WHAT THE TASK REQUIRES: State the number of lines in these records holding "Seagate". Say nothing more.

RECORD SET:

..........

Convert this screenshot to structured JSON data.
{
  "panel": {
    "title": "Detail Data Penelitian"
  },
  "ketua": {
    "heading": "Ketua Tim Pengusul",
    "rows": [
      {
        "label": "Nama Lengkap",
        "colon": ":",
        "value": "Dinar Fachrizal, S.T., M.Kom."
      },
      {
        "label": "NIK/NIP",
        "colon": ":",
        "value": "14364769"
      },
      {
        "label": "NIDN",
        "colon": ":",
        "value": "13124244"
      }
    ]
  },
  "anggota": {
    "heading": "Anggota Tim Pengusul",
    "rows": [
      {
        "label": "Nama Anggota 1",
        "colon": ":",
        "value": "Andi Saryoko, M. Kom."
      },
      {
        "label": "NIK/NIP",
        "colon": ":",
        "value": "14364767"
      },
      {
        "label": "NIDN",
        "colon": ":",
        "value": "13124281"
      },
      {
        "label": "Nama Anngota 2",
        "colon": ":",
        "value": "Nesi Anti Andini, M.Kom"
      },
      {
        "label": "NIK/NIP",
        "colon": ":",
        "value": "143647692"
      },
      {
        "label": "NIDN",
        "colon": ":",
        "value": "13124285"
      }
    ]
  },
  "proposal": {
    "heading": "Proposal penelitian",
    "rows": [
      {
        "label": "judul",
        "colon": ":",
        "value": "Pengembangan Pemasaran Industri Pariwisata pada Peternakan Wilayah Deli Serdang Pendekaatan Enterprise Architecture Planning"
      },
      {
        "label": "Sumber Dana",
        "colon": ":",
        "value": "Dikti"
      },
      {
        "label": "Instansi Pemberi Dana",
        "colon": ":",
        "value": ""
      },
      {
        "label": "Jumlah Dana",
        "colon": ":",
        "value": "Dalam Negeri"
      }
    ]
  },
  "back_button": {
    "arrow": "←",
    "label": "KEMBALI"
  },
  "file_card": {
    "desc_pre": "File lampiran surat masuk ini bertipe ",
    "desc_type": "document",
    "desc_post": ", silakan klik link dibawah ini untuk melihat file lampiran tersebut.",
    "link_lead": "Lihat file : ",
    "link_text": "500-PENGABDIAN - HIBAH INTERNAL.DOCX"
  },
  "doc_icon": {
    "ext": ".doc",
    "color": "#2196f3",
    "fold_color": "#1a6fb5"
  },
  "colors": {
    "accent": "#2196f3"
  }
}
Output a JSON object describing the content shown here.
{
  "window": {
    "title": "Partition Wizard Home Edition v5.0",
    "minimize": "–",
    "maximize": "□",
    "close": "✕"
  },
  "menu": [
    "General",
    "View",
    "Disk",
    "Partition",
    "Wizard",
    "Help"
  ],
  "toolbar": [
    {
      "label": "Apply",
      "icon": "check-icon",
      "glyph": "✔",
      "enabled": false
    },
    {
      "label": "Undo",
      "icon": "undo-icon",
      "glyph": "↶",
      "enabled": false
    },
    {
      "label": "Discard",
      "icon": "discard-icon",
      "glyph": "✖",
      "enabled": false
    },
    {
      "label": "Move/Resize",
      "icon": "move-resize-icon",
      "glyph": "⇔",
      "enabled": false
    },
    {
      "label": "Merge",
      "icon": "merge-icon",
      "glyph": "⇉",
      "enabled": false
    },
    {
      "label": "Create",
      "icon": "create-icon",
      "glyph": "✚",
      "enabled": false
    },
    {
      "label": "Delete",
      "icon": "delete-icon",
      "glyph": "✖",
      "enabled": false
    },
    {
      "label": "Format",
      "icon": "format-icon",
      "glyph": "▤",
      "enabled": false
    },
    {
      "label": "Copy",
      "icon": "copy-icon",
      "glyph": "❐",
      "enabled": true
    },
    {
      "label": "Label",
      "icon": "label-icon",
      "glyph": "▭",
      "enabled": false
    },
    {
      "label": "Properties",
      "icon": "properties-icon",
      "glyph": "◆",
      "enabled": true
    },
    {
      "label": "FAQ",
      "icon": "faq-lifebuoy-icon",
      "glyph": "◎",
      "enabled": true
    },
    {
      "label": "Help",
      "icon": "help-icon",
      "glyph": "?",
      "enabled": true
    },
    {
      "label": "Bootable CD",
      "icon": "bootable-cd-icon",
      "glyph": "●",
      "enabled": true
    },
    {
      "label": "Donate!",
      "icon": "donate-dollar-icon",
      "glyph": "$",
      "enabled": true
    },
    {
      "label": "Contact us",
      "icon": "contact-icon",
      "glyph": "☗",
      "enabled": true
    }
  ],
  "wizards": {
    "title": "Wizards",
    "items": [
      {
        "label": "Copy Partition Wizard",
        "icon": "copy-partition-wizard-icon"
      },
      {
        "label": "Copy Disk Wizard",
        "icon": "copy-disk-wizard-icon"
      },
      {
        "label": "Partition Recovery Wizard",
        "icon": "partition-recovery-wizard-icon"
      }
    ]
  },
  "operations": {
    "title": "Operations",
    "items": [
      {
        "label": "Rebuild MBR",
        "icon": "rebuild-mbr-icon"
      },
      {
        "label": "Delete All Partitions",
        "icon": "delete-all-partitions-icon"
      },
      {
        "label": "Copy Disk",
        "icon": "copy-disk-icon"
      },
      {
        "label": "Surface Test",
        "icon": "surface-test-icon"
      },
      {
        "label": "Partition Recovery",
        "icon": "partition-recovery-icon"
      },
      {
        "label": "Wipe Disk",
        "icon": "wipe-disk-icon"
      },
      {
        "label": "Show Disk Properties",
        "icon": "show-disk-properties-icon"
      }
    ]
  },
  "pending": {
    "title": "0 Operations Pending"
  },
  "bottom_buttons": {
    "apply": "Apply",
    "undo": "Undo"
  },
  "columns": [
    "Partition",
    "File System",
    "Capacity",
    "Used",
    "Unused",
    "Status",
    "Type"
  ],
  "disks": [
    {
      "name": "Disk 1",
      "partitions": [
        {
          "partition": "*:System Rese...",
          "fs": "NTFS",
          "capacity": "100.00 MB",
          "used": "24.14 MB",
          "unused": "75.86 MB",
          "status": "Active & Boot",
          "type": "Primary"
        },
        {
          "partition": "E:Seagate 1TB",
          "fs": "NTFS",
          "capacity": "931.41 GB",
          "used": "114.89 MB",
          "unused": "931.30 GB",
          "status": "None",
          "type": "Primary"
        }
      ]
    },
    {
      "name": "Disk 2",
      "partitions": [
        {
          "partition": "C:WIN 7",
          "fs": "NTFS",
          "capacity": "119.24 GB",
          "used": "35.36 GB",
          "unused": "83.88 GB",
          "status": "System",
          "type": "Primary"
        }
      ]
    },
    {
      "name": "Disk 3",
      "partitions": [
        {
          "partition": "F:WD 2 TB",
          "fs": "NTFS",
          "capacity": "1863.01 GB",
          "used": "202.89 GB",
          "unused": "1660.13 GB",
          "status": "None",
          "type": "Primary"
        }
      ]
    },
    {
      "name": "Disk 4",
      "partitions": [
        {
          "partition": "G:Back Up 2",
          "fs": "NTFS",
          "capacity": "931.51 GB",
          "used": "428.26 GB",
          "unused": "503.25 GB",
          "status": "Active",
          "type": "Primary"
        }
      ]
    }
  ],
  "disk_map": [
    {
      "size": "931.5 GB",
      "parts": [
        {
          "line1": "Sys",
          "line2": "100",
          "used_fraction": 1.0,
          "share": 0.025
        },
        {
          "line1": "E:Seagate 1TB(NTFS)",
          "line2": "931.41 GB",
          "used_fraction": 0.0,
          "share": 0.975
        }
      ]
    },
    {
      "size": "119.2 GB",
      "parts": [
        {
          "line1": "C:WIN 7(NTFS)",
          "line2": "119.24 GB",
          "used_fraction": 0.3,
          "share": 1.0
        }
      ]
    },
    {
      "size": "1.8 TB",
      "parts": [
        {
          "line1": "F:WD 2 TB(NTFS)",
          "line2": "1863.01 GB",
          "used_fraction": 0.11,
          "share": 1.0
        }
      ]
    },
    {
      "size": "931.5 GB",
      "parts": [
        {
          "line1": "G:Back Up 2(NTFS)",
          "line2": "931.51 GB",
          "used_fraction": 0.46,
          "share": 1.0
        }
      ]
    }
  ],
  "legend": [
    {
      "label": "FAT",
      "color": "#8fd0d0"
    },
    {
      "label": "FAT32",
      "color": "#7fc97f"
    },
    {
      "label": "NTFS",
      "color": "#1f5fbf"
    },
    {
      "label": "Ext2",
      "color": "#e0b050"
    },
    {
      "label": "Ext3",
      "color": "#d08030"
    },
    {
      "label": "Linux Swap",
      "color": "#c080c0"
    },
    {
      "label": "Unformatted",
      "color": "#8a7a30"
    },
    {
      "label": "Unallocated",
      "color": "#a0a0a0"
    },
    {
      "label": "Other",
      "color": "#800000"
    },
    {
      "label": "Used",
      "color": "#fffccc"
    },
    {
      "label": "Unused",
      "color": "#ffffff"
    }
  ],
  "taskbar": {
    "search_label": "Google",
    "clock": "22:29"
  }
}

..........

EXERCISE RESULT: 2